Given problem
Format every line of the records below as a Markdown table with two columns, Row for the row number and Entry for the line itself. Omit any blank lines.

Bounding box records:
————————

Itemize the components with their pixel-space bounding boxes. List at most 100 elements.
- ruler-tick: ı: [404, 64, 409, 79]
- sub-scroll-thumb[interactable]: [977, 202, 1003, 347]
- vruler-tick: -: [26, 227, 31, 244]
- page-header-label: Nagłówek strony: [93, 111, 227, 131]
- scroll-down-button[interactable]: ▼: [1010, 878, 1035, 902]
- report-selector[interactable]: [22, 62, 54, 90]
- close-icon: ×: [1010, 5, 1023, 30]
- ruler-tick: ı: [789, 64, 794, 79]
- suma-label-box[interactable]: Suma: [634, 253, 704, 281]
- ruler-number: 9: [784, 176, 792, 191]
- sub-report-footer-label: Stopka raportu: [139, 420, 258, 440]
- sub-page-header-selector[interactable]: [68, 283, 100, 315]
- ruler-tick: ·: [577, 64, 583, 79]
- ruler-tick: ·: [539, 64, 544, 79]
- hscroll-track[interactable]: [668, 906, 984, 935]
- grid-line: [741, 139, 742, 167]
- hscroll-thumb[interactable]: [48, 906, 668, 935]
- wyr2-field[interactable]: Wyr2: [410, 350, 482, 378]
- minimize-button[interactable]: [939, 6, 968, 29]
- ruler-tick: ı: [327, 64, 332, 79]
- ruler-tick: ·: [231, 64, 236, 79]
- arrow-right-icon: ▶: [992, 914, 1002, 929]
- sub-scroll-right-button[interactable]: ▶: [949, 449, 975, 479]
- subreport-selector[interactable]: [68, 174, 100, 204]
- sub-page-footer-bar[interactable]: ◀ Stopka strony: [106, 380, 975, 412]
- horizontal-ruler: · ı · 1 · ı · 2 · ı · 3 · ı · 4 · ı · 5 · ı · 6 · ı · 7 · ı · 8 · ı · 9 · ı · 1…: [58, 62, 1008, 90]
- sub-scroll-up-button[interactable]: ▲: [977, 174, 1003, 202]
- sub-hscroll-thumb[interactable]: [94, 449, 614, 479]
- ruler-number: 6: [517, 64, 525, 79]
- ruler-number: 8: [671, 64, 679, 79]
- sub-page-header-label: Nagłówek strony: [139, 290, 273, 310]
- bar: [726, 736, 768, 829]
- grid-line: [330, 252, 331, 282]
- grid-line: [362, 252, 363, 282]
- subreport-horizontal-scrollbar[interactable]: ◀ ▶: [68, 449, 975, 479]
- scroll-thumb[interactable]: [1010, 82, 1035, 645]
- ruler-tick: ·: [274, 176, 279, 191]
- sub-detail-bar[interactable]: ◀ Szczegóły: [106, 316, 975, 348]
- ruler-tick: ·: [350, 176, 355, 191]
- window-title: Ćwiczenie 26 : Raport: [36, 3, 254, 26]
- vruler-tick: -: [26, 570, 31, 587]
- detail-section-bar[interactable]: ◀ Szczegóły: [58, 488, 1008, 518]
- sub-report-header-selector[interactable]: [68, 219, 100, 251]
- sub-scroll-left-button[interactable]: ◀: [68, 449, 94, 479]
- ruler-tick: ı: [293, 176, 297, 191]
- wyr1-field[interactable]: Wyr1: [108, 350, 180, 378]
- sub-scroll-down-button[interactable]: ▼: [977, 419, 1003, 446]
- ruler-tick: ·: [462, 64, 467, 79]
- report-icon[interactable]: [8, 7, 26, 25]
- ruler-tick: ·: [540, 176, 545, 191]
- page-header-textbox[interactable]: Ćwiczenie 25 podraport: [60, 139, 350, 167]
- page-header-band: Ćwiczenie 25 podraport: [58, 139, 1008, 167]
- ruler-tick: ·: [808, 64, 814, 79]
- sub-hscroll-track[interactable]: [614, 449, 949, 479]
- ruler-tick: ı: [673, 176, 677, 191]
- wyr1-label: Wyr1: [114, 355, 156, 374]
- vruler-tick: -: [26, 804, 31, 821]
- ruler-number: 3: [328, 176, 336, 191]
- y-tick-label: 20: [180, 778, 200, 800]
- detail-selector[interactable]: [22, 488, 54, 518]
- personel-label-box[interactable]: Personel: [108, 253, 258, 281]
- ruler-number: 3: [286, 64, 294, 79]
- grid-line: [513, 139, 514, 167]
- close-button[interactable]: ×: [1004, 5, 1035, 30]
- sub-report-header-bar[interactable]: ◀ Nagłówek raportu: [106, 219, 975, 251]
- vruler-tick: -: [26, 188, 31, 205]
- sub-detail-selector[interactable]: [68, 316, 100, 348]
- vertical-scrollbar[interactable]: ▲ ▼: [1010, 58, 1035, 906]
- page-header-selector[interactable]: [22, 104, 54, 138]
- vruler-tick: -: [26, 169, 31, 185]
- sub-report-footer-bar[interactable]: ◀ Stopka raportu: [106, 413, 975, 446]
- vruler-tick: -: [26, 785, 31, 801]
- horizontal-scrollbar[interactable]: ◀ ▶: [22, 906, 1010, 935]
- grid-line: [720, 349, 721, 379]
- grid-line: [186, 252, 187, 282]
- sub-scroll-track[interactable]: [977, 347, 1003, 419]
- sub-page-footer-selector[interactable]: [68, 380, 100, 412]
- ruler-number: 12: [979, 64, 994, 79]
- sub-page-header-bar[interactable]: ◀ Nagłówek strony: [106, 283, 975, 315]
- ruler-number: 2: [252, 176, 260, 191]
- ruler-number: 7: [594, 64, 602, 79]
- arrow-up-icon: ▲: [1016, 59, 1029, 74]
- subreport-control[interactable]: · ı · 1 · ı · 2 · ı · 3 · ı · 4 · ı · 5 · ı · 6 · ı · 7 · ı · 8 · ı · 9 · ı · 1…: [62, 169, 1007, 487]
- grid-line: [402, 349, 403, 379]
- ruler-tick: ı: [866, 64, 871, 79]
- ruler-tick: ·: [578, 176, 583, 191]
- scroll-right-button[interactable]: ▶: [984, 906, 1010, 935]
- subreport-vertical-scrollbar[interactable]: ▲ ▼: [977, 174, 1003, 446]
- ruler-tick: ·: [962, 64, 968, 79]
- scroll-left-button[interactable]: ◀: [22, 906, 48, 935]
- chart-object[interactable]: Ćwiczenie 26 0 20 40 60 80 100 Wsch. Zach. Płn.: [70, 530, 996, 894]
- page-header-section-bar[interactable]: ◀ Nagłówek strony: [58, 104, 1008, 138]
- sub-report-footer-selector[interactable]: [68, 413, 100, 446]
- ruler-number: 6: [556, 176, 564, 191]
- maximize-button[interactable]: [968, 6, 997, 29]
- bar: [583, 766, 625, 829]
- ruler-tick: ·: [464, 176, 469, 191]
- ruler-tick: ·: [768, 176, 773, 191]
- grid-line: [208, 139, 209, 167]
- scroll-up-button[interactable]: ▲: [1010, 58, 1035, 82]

————————

Result for this exercise
| Row | Entry |
|---|---|
| 1 | Itemize the components with their pixel-space bounding boxes. List at most 100 elements. |
| 2 | - ruler-tick: ı: [404, 64, 409, 79] |
| 3 | - sub-scroll-thumb[interactable]: [977, 202, 1003, 347] |
| 4 | - vruler-tick: -: [26, 227, 31, 244] |
| 5 | - page-header-label: Nagłówek strony: [93, 111, 227, 131] |
| 6 | - scroll-down-button[interactable]: ▼: [1010, 878, 1035, 902] |
| 7 | - report-selector[interactable]: [22, 62, 54, 90] |
| 8 | - close-icon: ×: [1010, 5, 1023, 30] |
| 9 | - ruler-tick: ı: [789, 64, 794, 79] |
| 10 | - suma-label-box[interactable]: Suma: [634, 253, 704, 281] |
| 11 | - ruler-number: 9: [784, 176, 792, 191] |
| 12 | - sub-report-footer-label: Stopka raportu: [139, 420, 258, 440] |
| 13 | - sub-page-header-selector[interactable]: [68, 283, 100, 315] |
| 14 | - ruler-tick: ·: [577, 64, 583, 79] |
| 15 | - ruler-tick: ·: [539, 64, 544, 79] |
| 16 | - hscroll-track[interactable]: [668, 906, 984, 935] |
| 17 | - grid-line: [741, 139, 742, 167] |
| 18 | - hscroll-thumb[interactable]: [48, 906, 668, 935] |
| 19 | - wyr2-field[interactable]: Wyr2: [410, 350, 482, 378] |
| 20 | - minimize-button[interactable]: [939, 6, 968, 29] |
| 21 | - ruler-tick: ı: [327, 64, 332, 79] |
| 22 | - ruler-tick: ·: [231, 64, 236, 79] |
| 23 | - arrow-right-icon: ▶: [992, 914, 1002, 929] |
| 24 | - sub-scroll-right-button[interactable]: ▶: [949, 449, 975, 479] |
| 25 | - subreport-selector[interactable]: [68, 174, 100, 204] |
| 26 | - sub-page-footer-bar[interactable]: ◀ Stopka strony: [106, 380, 975, 412] |
| 27 | - horizontal-ruler: · ı · 1 · ı · 2 · ı · 3 · ı · 4 · ı · 5 · ı · 6 · ı · 7 · ı · 8 · ı · 9 · ı · 1…: [58, 62, 1008, 90] |
| 28 | - sub-scroll-up-button[interactable]: ▲: [977, 174, 1003, 202] |
| 29 | - sub-hscroll-thumb[interactable]: [94, 449, 614, 479] |
| 30 | - ruler-number: 6: [517, 64, 525, 79] |
| 31 | - ruler-number: 8: [671, 64, 679, 79] |
| 32 | - sub-page-header-label: Nagłówek strony: [139, 290, 273, 310] |
| 33 | - bar: [726, 736, 768, 829] |
| 34 | - grid-line: [330, 252, 331, 282] |
| 35 | - grid-line: [362, 252, 363, 282] |
| 36 | - subreport-horizontal-scrollbar[interactable]: ◀ ▶: [68, 449, 975, 479] |
| 37 | - scroll-thumb[interactable]: [1010, 82, 1035, 645] |
| 38 | - ruler-tick: ·: [274, 176, 279, 191] |
| 39 | - sub-detail-bar[interactable]: ◀ Szczegóły: [106, 316, 975, 348] |
| 40 | - ruler-tick: ·: [350, 176, 355, 191] |
| 41 | - window-title: Ćwiczenie 26 : Raport: [36, 3, 254, 26] |
| 42 | - vruler-tick: -: [26, 570, 31, 587] |
| 43 | - detail-section-bar[interactable]: ◀ Szczegóły: [58, 488, 1008, 518] |
| 44 | - sub-report-header-selector[interactable]: [68, 219, 100, 251] |
| 45 | - sub-scroll-left-button[interactable]: ◀: [68, 449, 94, 479] |
| 46 | - ruler-tick: ı: [293, 176, 297, 191] |
| 47 | - wyr1-field[interactable]: Wyr1: [108, 350, 180, 378] |
| 48 | - sub-scroll-down-button[interactable]: ▼: [977, 419, 1003, 446] |
| 49 | - ruler-tick: ·: [462, 64, 467, 79] |
| 50 | - report-icon[interactable]: [8, 7, 26, 25] |
| 51 | - ruler-tick: ·: [540, 176, 545, 191] |
| 52 | - page-header-textbox[interactable]: Ćwiczenie 25 podraport: [60, 139, 350, 167] |
| 53 | - page-header-band: Ćwiczenie 25 podraport: [58, 139, 1008, 167] |
| 54 | - ruler-tick: ·: [808, 64, 814, 79] |
| 55 | - sub-hscroll-track[interactable]: [614, 449, 949, 479] |
| 56 | - ruler-tick: ı: [673, 176, 677, 191] |
| 57 | - wyr1-label: Wyr1: [114, 355, 156, 374] |
| 58 | - vruler-tick: -: [26, 804, 31, 821] |
| 59 | - ruler-number: 3: [328, 176, 336, 191] |
| 60 | - y-tick-label: 20: [180, 778, 200, 800] |
| 61 | - detail-selector[interactable]: [22, 488, 54, 518] |
| 62 | - personel-label-box[interactable]: Personel: [108, 253, 258, 281] |
| 63 | - ruler-number: 3: [286, 64, 294, 79] |
| 64 | - grid-line: [513, 139, 514, 167] |
| 65 | - close-button[interactable]: ×: [1004, 5, 1035, 30] |
| 66 | - sub-report-header-bar[interactable]: ◀ Nagłówek raportu: [106, 219, 975, 251] |
| 67 | - vruler-tick: -: [26, 188, 31, 205] |
| 68 | - sub-detail-selector[interactable]: [68, 316, 100, 348] |
| 69 | - vertical-scrollbar[interactable]: ▲ ▼: [1010, 58, 1035, 906] |
| 70 | - page-header-selector[interactable]: [22, 104, 54, 138] |
| 71 | - vruler-tick: -: [26, 169, 31, 185] |
| 72 | - sub-report-footer-bar[interactable]: ◀ Stopka raportu: [106, 413, 975, 446] |
| 73 | - vruler-tick: -: [26, 785, 31, 801] |
| 74 | - horizontal-scrollbar[interactable]: ◀ ▶: [22, 906, 1010, 935] |
| 75 | - grid-line: [720, 349, 721, 379] |
| 76 | - grid-line: [186, 252, 187, 282] |
| 77 | - sub-scroll-track[interactable]: [977, 347, 1003, 419] |
| 78 | - sub-page-footer-selector[interactable]: [68, 380, 100, 412] |
| 79 | - ruler-number: 12: [979, 64, 994, 79] |
| 80 | - sub-page-header-bar[interactable]: ◀ Nagłówek strony: [106, 283, 975, 315] |
| 81 | - ruler-number: 2: [252, 176, 260, 191] |
| 82 | - ruler-number: 7: [594, 64, 602, 79] |
| 83 | - arrow-up-icon: ▲: [1016, 59, 1029, 74] |
| 84 | - subreport-control[interactable]: · ı · 1 · ı · 2 · ı · 3 · ı · 4 · ı · 5 · ı · 6 · ı · 7 · ı · 8 · ı · 9 · ı · 1…: [62, 169, 1007, 487] |
| 85 | - grid-line: [402, 349, 403, 379] |
| 86 | - ruler-tick: ı: [866, 64, 871, 79] |
| 87 | - ruler-tick: ·: [578, 176, 583, 191] |
| 88 | - scroll-right-button[interactable]: ▶: [984, 906, 1010, 935] |
| 89 | - subreport-vertical-scrollbar[interactable]: ▲ ▼: [977, 174, 1003, 446] |
| 90 | - ruler-tick: ·: [962, 64, 968, 79] |
| 91 | - scroll-left-button[interactable]: ◀: [22, 906, 48, 935] |
| 92 | - chart-object[interactable]: Ćwiczenie 26 0 20 40 60 80 100 Wsch. Zach. Płn.: [70, 530, 996, 894] |
| 93 | - page-header-section-bar[interactable]: ◀ Nagłówek strony: [58, 104, 1008, 138] |
| 94 | - sub-report-footer-selector[interactable]: [68, 413, 100, 446] |
| 95 | - ruler-number: 6: [556, 176, 564, 191] |
| 96 | - maximize-button[interactable]: [968, 6, 997, 29] |
| 97 | - bar: [583, 766, 625, 829] |
| 98 | - ruler-tick: ·: [464, 176, 469, 191] |
| 99 | - ruler-tick: ·: [768, 176, 773, 191] |
| 100 | - grid-line: [208, 139, 209, 167] |
| 101 | - scroll-up-button[interactable]: ▲: [1010, 58, 1035, 82] |